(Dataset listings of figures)
....................
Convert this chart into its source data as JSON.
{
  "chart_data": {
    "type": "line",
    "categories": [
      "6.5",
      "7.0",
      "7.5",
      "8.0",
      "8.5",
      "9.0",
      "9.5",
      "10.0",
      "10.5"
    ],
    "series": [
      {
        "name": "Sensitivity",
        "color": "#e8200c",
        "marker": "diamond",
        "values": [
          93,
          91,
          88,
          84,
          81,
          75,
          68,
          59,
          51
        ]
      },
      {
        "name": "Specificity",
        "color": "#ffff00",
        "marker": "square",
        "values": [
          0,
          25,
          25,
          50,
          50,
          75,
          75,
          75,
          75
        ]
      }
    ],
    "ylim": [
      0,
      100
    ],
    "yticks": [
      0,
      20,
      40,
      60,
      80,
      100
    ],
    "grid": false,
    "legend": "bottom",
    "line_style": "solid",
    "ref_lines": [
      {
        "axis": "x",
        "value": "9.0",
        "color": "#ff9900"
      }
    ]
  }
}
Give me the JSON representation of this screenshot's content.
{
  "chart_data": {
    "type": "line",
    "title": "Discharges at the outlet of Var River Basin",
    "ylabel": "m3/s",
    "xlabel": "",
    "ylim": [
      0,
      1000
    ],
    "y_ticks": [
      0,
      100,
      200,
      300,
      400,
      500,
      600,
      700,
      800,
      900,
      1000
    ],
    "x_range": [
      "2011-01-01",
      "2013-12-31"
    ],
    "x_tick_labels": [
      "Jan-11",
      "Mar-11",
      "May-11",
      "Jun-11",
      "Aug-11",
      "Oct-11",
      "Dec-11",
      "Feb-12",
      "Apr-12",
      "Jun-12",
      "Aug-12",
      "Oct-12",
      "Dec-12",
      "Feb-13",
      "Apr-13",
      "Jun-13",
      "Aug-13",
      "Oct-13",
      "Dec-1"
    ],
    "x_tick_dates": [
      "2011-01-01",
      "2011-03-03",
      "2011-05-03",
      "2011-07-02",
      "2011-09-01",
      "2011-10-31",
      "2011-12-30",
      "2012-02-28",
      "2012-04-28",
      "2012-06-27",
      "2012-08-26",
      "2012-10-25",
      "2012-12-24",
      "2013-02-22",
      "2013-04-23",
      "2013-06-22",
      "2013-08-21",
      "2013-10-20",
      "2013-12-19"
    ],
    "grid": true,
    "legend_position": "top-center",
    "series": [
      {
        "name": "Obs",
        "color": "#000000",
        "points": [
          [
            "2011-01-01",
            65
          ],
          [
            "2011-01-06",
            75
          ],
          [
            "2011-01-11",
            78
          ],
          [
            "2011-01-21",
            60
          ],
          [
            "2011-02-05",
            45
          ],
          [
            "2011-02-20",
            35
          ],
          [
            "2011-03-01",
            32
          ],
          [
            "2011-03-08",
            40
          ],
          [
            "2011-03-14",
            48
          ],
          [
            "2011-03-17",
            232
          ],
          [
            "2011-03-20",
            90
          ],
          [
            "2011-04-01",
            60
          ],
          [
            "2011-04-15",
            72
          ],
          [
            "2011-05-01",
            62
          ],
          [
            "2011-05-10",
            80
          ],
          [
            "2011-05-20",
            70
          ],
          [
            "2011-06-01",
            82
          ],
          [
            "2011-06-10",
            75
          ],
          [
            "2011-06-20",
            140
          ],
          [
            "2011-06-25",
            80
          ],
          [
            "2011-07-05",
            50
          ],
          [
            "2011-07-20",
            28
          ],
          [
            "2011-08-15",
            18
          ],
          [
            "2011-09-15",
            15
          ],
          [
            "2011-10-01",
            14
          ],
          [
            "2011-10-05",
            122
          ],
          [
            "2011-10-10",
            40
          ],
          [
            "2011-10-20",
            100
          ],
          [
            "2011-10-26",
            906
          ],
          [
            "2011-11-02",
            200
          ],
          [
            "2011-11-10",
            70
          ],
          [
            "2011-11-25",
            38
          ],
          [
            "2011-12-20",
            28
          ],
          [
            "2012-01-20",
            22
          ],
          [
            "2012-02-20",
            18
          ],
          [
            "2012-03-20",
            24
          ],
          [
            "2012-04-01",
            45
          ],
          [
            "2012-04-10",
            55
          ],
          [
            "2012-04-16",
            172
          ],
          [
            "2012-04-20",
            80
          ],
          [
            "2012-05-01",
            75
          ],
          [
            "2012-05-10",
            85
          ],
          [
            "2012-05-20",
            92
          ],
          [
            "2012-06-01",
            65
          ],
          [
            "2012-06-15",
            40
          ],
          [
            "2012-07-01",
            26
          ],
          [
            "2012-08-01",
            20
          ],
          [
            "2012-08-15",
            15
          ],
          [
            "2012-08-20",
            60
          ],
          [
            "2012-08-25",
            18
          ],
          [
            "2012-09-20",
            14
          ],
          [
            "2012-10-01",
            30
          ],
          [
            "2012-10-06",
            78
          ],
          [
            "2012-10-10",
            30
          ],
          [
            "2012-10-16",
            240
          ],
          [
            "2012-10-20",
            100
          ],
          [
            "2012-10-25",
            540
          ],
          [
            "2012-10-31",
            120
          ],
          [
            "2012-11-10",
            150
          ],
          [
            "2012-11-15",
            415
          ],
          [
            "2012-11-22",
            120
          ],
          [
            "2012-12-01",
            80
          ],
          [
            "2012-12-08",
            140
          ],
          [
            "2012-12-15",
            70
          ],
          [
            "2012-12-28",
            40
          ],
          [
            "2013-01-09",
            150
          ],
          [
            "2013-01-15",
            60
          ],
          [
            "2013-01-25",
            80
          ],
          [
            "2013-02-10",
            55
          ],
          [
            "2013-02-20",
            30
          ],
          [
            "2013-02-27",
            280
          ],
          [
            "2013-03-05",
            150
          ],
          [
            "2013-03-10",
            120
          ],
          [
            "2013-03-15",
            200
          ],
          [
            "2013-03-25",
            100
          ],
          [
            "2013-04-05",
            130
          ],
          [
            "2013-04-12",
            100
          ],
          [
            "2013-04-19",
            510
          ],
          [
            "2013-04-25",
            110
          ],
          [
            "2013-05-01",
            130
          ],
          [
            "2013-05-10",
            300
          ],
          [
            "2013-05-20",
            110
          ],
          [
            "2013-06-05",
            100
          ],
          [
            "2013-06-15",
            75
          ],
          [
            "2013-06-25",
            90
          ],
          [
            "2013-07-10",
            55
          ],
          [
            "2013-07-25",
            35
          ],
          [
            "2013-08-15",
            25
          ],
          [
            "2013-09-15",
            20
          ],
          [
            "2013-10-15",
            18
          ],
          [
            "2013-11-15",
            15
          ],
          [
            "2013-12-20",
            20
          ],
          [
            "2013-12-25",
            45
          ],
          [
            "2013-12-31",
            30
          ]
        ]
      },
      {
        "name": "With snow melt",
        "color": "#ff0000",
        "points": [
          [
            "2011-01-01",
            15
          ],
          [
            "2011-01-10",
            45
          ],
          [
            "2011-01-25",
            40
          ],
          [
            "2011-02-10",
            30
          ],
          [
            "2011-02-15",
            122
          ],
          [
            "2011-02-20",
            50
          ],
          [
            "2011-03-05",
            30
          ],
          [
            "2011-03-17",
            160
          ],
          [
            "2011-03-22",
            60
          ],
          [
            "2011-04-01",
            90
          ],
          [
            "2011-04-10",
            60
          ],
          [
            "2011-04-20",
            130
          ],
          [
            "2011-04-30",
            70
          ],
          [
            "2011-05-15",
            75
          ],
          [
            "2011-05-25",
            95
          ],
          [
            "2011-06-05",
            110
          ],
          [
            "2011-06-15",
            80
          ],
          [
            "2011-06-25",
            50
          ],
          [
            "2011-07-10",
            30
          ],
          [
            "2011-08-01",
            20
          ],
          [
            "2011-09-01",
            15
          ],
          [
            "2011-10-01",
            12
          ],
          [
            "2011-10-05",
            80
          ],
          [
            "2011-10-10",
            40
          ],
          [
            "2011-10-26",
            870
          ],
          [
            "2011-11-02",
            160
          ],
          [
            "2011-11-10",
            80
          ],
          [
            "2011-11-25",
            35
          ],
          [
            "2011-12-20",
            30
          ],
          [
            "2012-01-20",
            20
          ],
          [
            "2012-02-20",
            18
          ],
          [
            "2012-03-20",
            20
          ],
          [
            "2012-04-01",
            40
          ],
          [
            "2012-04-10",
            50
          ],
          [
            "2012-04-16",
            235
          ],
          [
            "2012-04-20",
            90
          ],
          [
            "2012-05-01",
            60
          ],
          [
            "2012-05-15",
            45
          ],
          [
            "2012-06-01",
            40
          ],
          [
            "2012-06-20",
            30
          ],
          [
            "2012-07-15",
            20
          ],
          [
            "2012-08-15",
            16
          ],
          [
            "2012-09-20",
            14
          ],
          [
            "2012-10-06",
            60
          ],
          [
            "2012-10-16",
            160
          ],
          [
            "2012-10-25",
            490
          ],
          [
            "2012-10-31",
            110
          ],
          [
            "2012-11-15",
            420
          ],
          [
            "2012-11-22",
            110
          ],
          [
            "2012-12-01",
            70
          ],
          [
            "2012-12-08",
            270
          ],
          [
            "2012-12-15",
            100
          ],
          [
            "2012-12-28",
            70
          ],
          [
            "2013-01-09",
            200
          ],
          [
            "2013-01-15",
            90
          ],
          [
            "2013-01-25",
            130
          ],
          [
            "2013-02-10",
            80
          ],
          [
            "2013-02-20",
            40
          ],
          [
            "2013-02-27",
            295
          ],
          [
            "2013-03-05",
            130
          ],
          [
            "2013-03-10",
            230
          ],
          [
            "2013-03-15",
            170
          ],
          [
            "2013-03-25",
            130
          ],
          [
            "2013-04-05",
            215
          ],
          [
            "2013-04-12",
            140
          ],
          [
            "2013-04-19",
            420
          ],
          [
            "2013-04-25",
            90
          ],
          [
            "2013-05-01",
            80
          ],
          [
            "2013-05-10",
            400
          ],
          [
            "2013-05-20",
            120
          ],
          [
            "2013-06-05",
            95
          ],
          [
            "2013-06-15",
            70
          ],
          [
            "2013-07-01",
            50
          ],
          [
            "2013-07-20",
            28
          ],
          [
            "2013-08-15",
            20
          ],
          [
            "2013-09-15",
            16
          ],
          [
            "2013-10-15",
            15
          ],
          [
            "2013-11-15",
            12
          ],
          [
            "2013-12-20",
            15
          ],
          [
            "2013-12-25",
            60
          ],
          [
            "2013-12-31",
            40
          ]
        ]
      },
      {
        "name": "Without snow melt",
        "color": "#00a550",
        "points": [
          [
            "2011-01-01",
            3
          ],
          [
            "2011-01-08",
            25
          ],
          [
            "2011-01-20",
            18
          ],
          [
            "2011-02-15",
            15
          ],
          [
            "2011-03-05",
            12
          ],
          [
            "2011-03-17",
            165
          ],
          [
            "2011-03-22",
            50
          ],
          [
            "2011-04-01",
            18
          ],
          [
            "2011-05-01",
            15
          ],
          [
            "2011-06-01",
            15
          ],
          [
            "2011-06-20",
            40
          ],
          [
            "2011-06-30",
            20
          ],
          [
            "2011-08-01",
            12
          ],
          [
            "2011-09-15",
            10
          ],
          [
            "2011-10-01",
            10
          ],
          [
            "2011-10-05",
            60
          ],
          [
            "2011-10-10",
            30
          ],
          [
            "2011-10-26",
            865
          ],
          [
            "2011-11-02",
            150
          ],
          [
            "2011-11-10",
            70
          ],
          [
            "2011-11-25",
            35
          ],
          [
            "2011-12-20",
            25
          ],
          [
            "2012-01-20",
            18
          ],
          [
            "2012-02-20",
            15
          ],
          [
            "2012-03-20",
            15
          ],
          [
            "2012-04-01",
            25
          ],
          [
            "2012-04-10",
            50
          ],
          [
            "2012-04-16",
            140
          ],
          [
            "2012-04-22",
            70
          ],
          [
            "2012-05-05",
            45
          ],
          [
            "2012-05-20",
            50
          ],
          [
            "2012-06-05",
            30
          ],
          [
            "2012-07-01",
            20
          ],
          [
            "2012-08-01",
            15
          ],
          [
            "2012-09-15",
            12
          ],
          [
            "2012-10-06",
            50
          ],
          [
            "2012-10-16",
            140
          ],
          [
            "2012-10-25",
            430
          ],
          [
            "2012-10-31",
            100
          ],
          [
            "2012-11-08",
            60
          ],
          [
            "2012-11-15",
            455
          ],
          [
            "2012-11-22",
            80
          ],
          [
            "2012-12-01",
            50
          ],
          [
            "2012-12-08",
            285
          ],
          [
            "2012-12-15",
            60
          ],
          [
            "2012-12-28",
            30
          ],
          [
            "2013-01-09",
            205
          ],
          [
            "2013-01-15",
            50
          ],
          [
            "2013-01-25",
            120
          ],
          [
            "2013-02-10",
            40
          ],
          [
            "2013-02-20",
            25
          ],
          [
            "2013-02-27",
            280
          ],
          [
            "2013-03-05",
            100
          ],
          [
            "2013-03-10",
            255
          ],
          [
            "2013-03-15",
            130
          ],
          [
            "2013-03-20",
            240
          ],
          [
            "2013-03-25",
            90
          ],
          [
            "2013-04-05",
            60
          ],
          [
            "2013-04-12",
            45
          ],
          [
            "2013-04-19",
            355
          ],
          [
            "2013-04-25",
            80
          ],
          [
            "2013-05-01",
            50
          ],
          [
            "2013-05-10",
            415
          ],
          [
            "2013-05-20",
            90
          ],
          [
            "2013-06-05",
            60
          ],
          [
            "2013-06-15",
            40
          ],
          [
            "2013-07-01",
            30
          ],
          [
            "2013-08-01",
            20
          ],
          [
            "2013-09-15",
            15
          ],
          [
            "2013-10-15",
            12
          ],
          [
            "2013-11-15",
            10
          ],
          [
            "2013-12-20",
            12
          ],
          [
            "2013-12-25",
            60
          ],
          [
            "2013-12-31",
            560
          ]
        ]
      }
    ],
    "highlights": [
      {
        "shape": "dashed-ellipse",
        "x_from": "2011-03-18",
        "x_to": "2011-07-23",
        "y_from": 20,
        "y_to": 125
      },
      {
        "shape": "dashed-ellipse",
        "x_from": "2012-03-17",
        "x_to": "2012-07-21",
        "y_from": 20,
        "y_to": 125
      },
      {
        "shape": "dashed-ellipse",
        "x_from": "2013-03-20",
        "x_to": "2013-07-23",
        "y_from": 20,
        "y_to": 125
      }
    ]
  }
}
....................
Prompt: Return only those lines of the records that contain the string "JSON".

Answer to this problem:
Convert this chart into its source data as JSON.
Give me the JSON representation of this screenshot's content.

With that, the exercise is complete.